Stated goal: For the copy, please give all of the data again exactly and leave the pictures out.

Provided data:
□ □ □ □ □

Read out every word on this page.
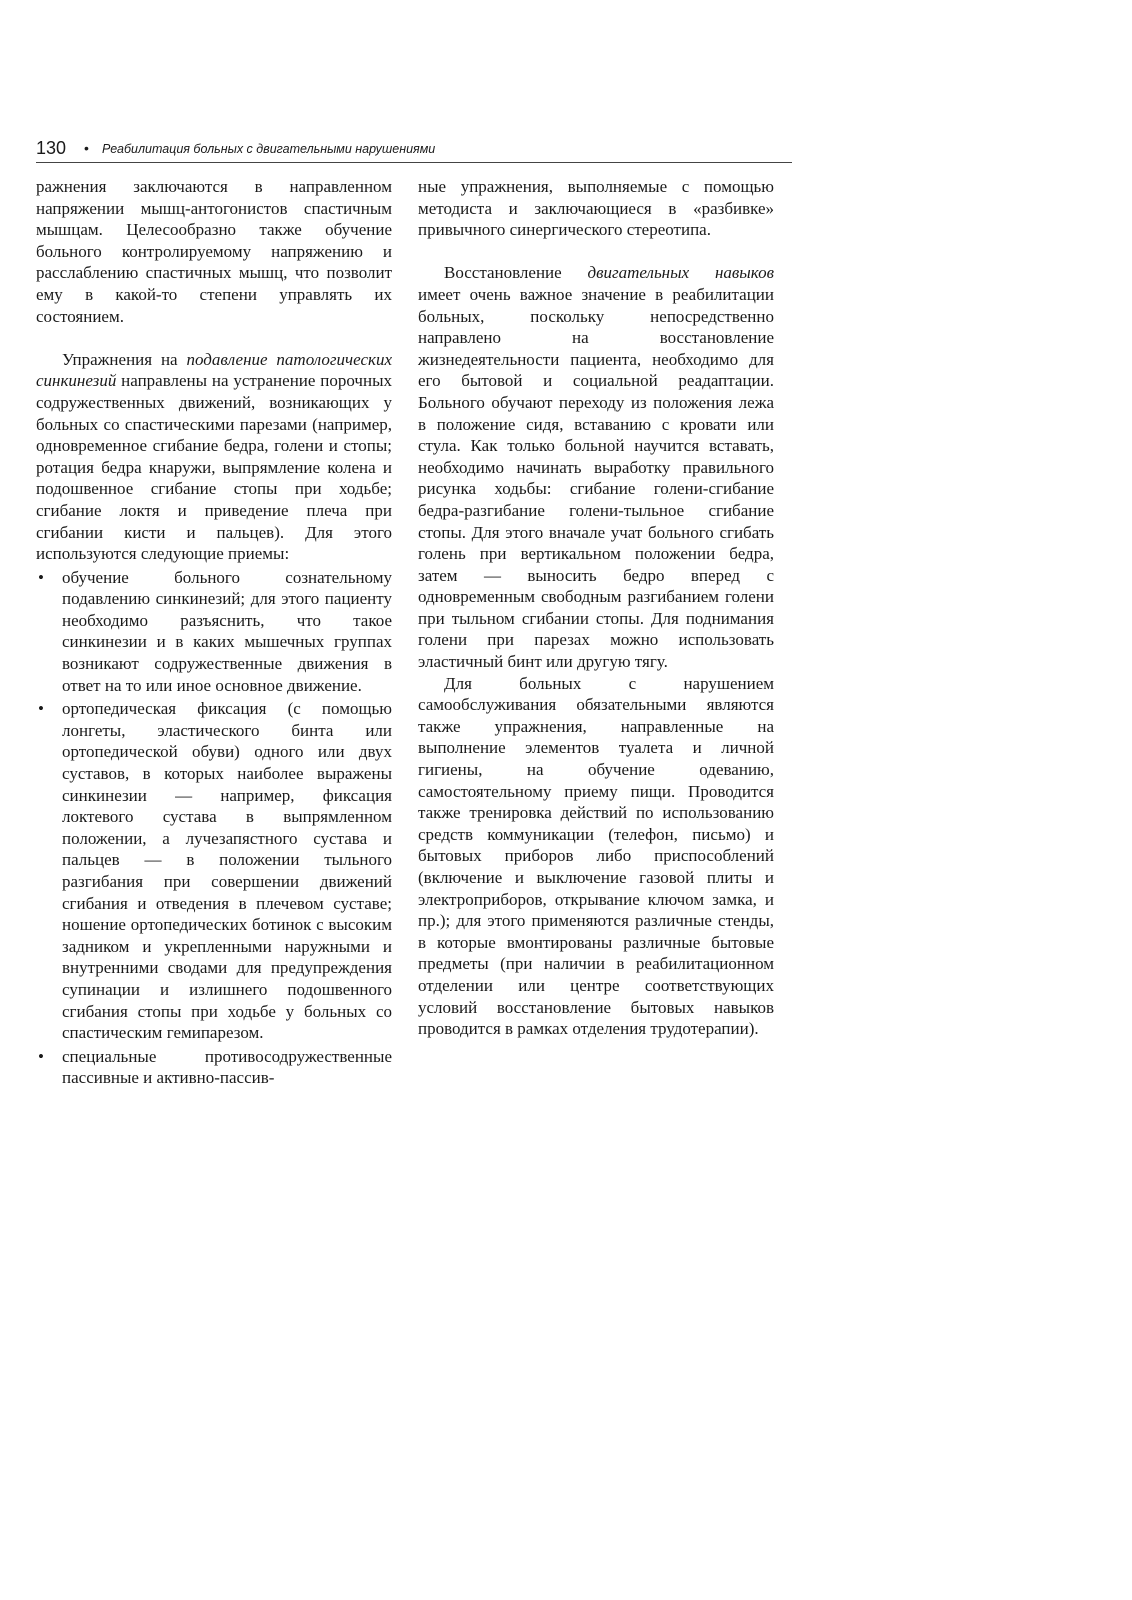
130 • Реабилитация больных с двигательными нарушениями

ражнения заключаются в направленном напряжении мышц-антогонистов спастичным мышцам. Целесообразно также обучение больного контролируемому напряжению и расслаблению спастичных мышц, что позволит ему в какой-то степени управлять их состоянием.

Упражнения на подавление патологических синкинезий направлены на устранение порочных содружественных движений, возникающих у больных со спастическими парезами (например, одновременное сгибание бедра, голени и стопы; ротация бедра кнаружи, выпрямление колена и подошвенное сгибание стопы при ходьбе; сгибание локтя и приведение плеча при сгибании кисти и пальцев). Для этого используются следующие приемы:

• обучение больного сознательному подавлению синкинезий; для этого пациенту необходимо разъяснить, что такое синкинезии и в каких мышечных группах возникают содружественные движения в ответ на то или иное основное движение.
• ортопедическая фиксация (с помощью лонгеты, эластического бинта или ортопедической обуви) одного или двух суставов, в которых наиболее выражены синкинезии — например, фиксация локтевого сустава в выпрямленном положении, а лучезапястного сустава и пальцев — в положении тыльного разгибания при совершении движений сгибания и отведения в плечевом суставе; ношение ортопедических ботинок с высоким задником и укрепленными наружными и внутренними сводами для предупреждения супинации и излишнего подошвенного сгибания стопы при ходьбе у больных со спастическим гемипарезом.
• специальные противосодружественные пассивные и активно-пассив-

ные упражнения, выполняемые с помощью методиста и заключающиеся в «разбивке» привычного синергического стереотипа.

Восстановление двигательных навыков имеет очень важное значение в реабилитации больных, поскольку непосредственно направлено на восстановление жизнедеятельности пациента, необходимо для его бытовой и социальной реадаптации. Больного обучают переходу из положения лежа в положение сидя, вставанию с кровати или стула. Как только больной научится вставать, необходимо начинать выработку правильного рисунка ходьбы: сгибание голени-сгибание бедра-разгибание голени-тыльное сгибание стопы. Для этого вначале учат больного сгибать голень при вертикальном положении бедра, затем — выносить бедро вперед с одновременным свободным разгибанием голени при тыльном сгибании стопы. Для поднимания голени при парезах можно использовать эластичный бинт или другую тягу.

Для больных с нарушением самообслуживания обязательными являются также упражнения, направленные на выполнение элементов туалета и личной гигиены, на обучение одеванию, самостоятельному приему пищи. Проводится также тренировка действий по использованию средств коммуникации (телефон, письмо) и бытовых приборов либо приспособлений (включение и выключение газовой плиты и электроприборов, открывание ключом замка, и пр.); для этого применяются различные стенды, в которые вмонтированы различные бытовые предметы (при наличии в реабилитационном отделении или центре соответствующих условий восстановление бытовых навыков проводится в рамках отделения трудотерапии).
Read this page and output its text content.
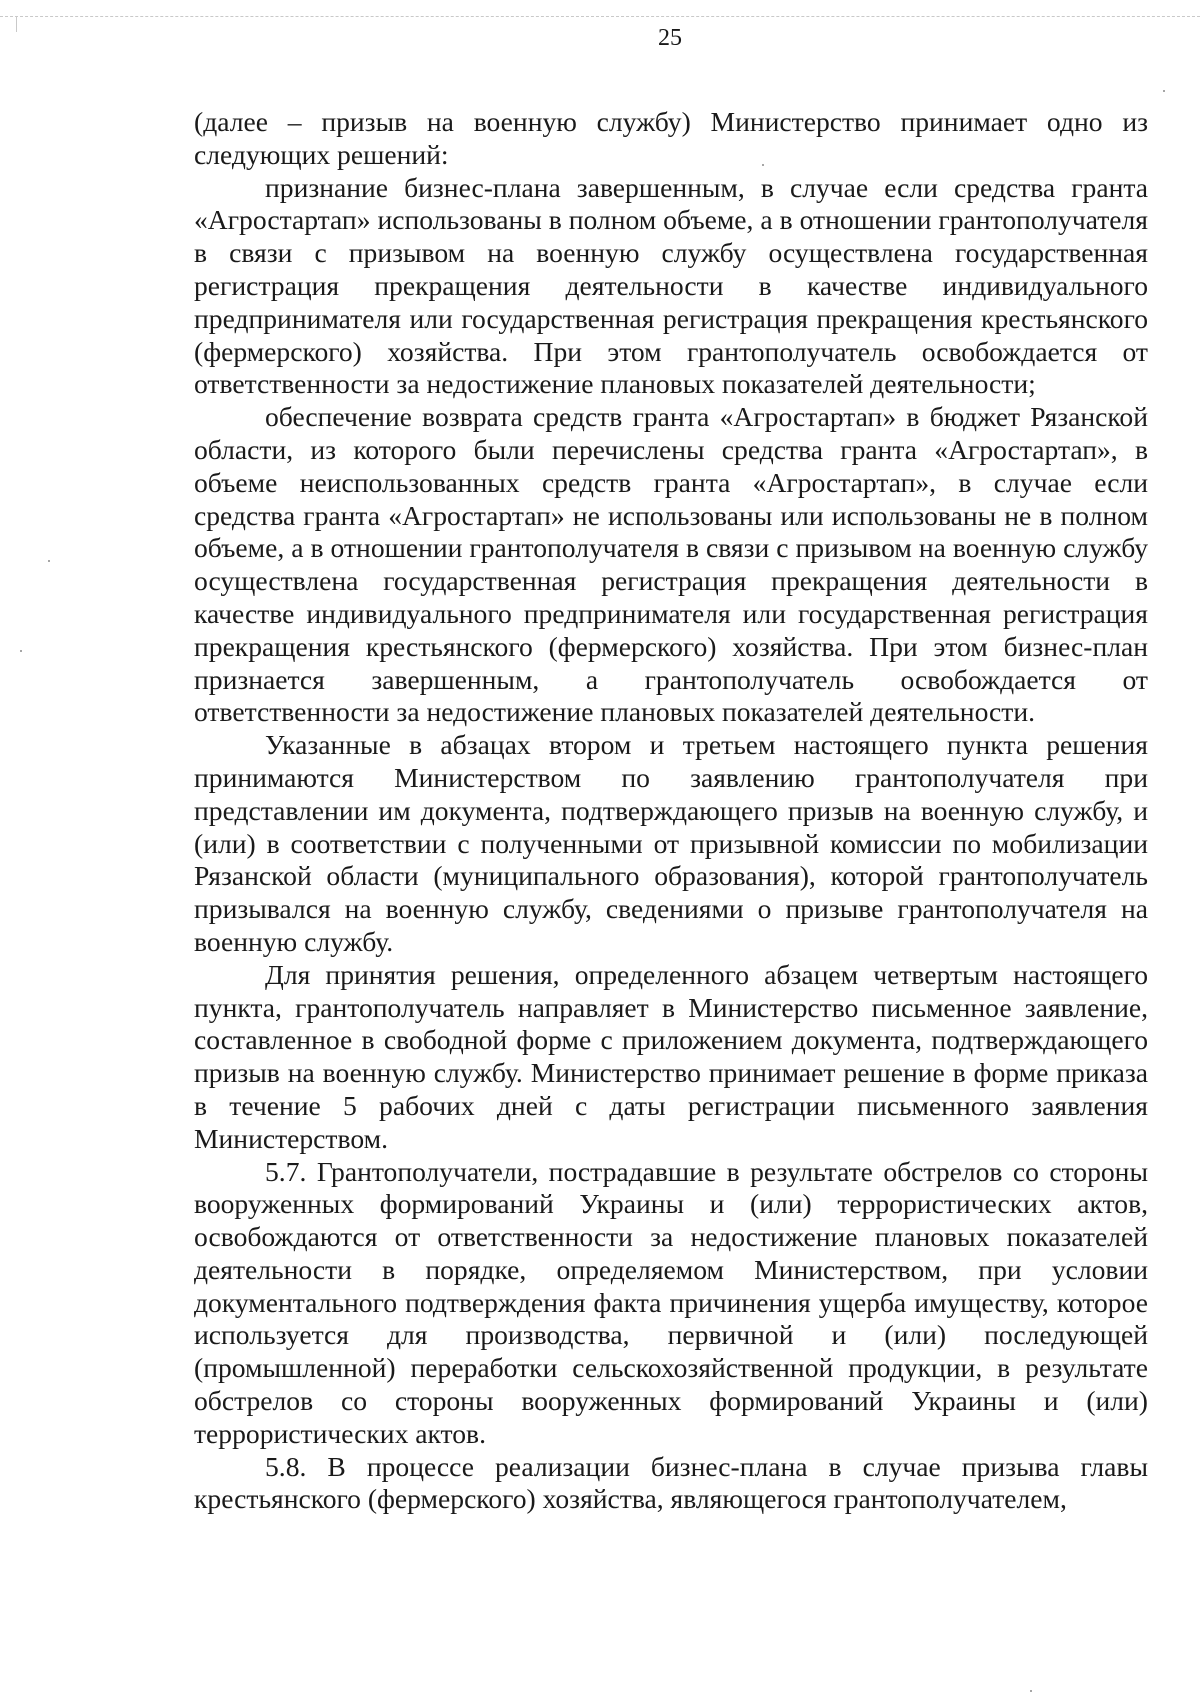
25

(далее – призыв на военную службу) Министерство принимает одно из следующих решений:

признание бизнес-плана завершенным, в случае если средства гранта «Агростартап» использованы в полном объеме, а в отношении грантополучателя в связи с призывом на военную службу осуществлена государственная регистрация прекращения деятельности в качестве индивидуального предпринимателя или государственная регистрация прекращения крестьянского (фермерского) хозяйства. При этом грантополучатель освобождается от ответственности за недостижение плановых показателей деятельности;

обеспечение возврата средств гранта «Агростартап» в бюджет Рязанской области, из которого были перечислены средства гранта «Агростартап», в объеме неиспользованных средств гранта «Агростартап», в случае если средства гранта «Агростартап» не использованы или использованы не в полном объеме, а в отношении грантополучателя в связи с призывом на военную службу осуществлена государственная регистрация прекращения деятельности в качестве индивидуального предпринимателя или государственная регистрация прекращения крестьянского (фермерского) хозяйства. При этом бизнес-план признается завершенным, а грантополучатель освобождается от ответственности за недостижение плановых показателей деятельности.

Указанные в абзацах втором и третьем настоящего пункта решения принимаются Министерством по заявлению грантополучателя при представлении им документа, подтверждающего призыв на военную службу, и (или) в соответствии с полученными от призывной комиссии по мобилизации Рязанской области (муниципального образования), которой грантополучатель призывался на военную службу, сведениями о призыве грантополучателя на военную службу.

Для принятия решения, определенного абзацем четвертым настоящего пункта, грантополучатель направляет в Министерство письменное заявление, составленное в свободной форме с приложением документа, подтверждающего призыв на военную службу. Министерство принимает решение в форме приказа в течение 5 рабочих дней с даты регистрации письменного заявления Министерством.

5.7. Грантополучатели, пострадавшие в результате обстрелов со стороны вооруженных формирований Украины и (или) террористических актов, освобождаются от ответственности за недостижение плановых показателей деятельности в порядке, определяемом Министерством, при условии документального подтверждения факта причинения ущерба имуществу, которое используется для производства, первичной и (или) последующей (промышленной) переработки сельскохозяйственной продукции, в результате обстрелов со стороны вооруженных формирований Украины и (или) террористических актов.

5.8. В процессе реализации бизнес-плана в случае призыва главы крестьянского (фермерского) хозяйства, являющегося грантополучателем,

□ □ □ □ □

Expected answer:
Read out every word on this page.
130 • Реабилитация больных с двигательными нарушениями

ражнения заключаются в направленном напряжении мышц-антогонистов спастичным мышцам. Целесообразно также обучение больного контролируемому напряжению и расслаблению спастичных мышц, что позволит ему в какой-то степени управлять их состоянием.

Упражнения на подавление патологических синкинезий направлены на устранение порочных содружественных движений, возникающих у больных со спастическими парезами (например, одновременное сгибание бедра, голени и стопы; ротация бедра кнаружи, выпрямление колена и подошвенное сгибание стопы при ходьбе; сгибание локтя и приведение плеча при сгибании кисти и пальцев). Для этого используются следующие приемы:

• обучение больного сознательному подавлению синкинезий; для этого пациенту необходимо разъяснить, что такое синкинезии и в каких мышечных группах возникают содружественные движения в ответ на то или иное основное движение.
• ортопедическая фиксация (с помощью лонгеты, эластического бинта или ортопедической обуви) одного или двух суставов, в которых наиболее выражены синкинезии — например, фиксация локтевого сустава в выпрямленном положении, а лучезапястного сустава и пальцев — в положении тыльного разгибания при совершении движений сгибания и отведения в плечевом суставе; ношение ортопедических ботинок с высоким задником и укрепленными наружными и внутренними сводами для предупреждения супинации и излишнего подошвенного сгибания стопы при ходьбе у больных со спастическим гемипарезом.
• специальные противосодружественные пассивные и активно-пассив-

ные упражнения, выполняемые с помощью методиста и заключающиеся в «разбивке» привычного синергического стереотипа.

Восстановление двигательных навыков имеет очень важное значение в реабилитации больных, поскольку непосредственно направлено на восстановление жизнедеятельности пациента, необходимо для его бытовой и социальной реадаптации. Больного обучают переходу из положения лежа в положение сидя, вставанию с кровати или стула. Как только больной научится вставать, необходимо начинать выработку правильного рисунка ходьбы: сгибание голени-сгибание бедра-разгибание голени-тыльное сгибание стопы. Для этого вначале учат больного сгибать голень при вертикальном положении бедра, затем — выносить бедро вперед с одновременным свободным разгибанием голени при тыльном сгибании стопы. Для поднимания голени при парезах можно использовать эластичный бинт или другую тягу.

Для больных с нарушением самообслуживания обязательными являются также упражнения, направленные на выполнение элементов туалета и личной гигиены, на обучение одеванию, самостоятельному приему пищи. Проводится также тренировка действий по использованию средств коммуникации (телефон, письмо) и бытовых приборов либо приспособлений (включение и выключение газовой плиты и электроприборов, открывание ключом замка, и пр.); для этого применяются различные стенды, в которые вмонтированы различные бытовые предметы (при наличии в реабилитационном отделении или центре соответствующих условий восстановление бытовых навыков проводится в рамках отделения трудотерапии).
Read this page and output its text content.
25

(далее – призыв на военную службу) Министерство принимает одно из следующих решений:

признание бизнес-плана завершенным, в случае если средства гранта «Агростартап» использованы в полном объеме, а в отношении грантополучателя в связи с призывом на военную службу осуществлена государственная регистрация прекращения деятельности в качестве индивидуального предпринимателя или государственная регистрация прекращения крестьянского (фермерского) хозяйства. При этом грантополучатель освобождается от ответственности за недостижение плановых показателей деятельности;

обеспечение возврата средств гранта «Агростартап» в бюджет Рязанской области, из которого были перечислены средства гранта «Агростартап», в объеме неиспользованных средств гранта «Агростартап», в случае если средства гранта «Агростартап» не использованы или использованы не в полном объеме, а в отношении грантополучателя в связи с призывом на военную службу осуществлена государственная регистрация прекращения деятельности в качестве индивидуального предпринимателя или государственная регистрация прекращения крестьянского (фермерского) хозяйства. При этом бизнес-план признается завершенным, а грантополучатель освобождается от ответственности за недостижение плановых показателей деятельности.

Указанные в абзацах втором и третьем настоящего пункта решения принимаются Министерством по заявлению грантополучателя при представлении им документа, подтверждающего призыв на военную службу, и (или) в соответствии с полученными от призывной комиссии по мобилизации Рязанской области (муниципального образования), которой грантополучатель призывался на военную службу, сведениями о призыве грантополучателя на военную службу.

Для принятия решения, определенного абзацем четвертым настоящего пункта, грантополучатель направляет в Министерство письменное заявление, составленное в свободной форме с приложением документа, подтверждающего призыв на военную службу. Министерство принимает решение в форме приказа в течение 5 рабочих дней с даты регистрации письменного заявления Министерством.

5.7. Грантополучатели, пострадавшие в результате обстрелов со стороны вооруженных формирований Украины и (или) террористических актов, освобождаются от ответственности за недостижение плановых показателей деятельности в порядке, определяемом Министерством, при условии документального подтверждения факта причинения ущерба имуществу, которое используется для производства, первичной и (или) последующей (промышленной) переработки сельскохозяйственной продукции, в результате обстрелов со стороны вооруженных формирований Украины и (или) террористических актов.

5.8. В процессе реализации бизнес-плана в случае призыва главы крестьянского (фермерского) хозяйства, являющегося грантополучателем,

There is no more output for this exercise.